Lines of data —
--- Start ---
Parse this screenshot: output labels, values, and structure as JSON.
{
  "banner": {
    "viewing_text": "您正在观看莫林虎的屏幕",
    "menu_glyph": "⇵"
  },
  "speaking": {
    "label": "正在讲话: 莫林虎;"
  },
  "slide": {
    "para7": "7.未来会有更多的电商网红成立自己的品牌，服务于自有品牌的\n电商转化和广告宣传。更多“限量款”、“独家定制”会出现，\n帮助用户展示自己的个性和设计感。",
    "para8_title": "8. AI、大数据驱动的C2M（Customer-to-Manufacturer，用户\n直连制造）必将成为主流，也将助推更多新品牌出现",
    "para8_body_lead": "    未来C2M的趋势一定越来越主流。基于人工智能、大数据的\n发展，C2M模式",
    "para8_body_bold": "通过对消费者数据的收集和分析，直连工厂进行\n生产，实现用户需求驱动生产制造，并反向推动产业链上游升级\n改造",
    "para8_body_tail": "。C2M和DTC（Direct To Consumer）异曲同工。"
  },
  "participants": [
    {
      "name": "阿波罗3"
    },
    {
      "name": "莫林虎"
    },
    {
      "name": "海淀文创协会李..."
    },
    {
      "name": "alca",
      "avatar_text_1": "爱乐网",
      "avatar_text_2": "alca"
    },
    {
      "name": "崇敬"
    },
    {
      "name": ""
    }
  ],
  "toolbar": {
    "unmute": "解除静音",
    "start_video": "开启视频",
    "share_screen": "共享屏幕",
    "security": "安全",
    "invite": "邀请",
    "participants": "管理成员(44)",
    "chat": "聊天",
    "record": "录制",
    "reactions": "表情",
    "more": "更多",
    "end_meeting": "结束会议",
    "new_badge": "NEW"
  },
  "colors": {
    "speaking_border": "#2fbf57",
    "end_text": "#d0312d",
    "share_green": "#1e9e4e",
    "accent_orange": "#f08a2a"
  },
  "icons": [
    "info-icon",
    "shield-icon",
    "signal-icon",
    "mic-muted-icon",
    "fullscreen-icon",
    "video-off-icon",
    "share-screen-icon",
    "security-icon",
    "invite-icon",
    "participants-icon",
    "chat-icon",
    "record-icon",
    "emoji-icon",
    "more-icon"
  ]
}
--- End ---
WRITTEN INSTRUCTION — Copy down the material exactly as written.

EXERCISE ANSWER —
Parse this screenshot: output labels, values, and structure as JSON.
{
  "banner": {
    "viewing_text": "您正在观看莫林虎的屏幕",
    "menu_glyph": "⇵"
  },
  "speaking": {
    "label": "正在讲话: 莫林虎;"
  },
  "slide": {
    "para7": "7.未来会有更多的电商网红成立自己的品牌，服务于自有品牌的\n电商转化和广告宣传。更多“限量款”、“独家定制”会出现，\n帮助用户展示自己的个性和设计感。",
    "para8_title": "8. AI、大数据驱动的C2M（Customer-to-Manufacturer，用户\n直连制造）必将成为主流，也将助推更多新品牌出现",
    "para8_body_lead": "    未来C2M的趋势一定越来越主流。基于人工智能、大数据的\n发展，C2M模式",
    "para8_body_bold": "通过对消费者数据的收集和分析，直连工厂进行\n生产，实现用户需求驱动生产制造，并反向推动产业链上游升级\n改造",
    "para8_body_tail": "。C2M和DTC（Direct To Consumer）异曲同工。"
  },
  "participants": [
    {
      "name": "阿波罗3"
    },
    {
      "name": "莫林虎"
    },
    {
      "name": "海淀文创协会李..."
    },
    {
      "name": "alca",
      "avatar_text_1": "爱乐网",
      "avatar_text_2": "alca"
    },
    {
      "name": "崇敬"
    },
    {
      "name": ""
    }
  ],
  "toolbar": {
    "unmute": "解除静音",
    "start_video": "开启视频",
    "share_screen": "共享屏幕",
    "security": "安全",
    "invite": "邀请",
    "participants": "管理成员(44)",
    "chat": "聊天",
    "record": "录制",
    "reactions": "表情",
    "more": "更多",
    "end_meeting": "结束会议",
    "new_badge": "NEW"
  },
  "colors": {
    "speaking_border": "#2fbf57",
    "end_text": "#d0312d",
    "share_green": "#1e9e4e",
    "accent_orange": "#f08a2a"
  },
  "icons": [
    "info-icon",
    "shield-icon",
    "signal-icon",
    "mic-muted-icon",
    "fullscreen-icon",
    "video-off-icon",
    "share-screen-icon",
    "security-icon",
    "invite-icon",
    "participants-icon",
    "chat-icon",
    "record-icon",
    "emoji-icon",
    "more-icon"
  ]
}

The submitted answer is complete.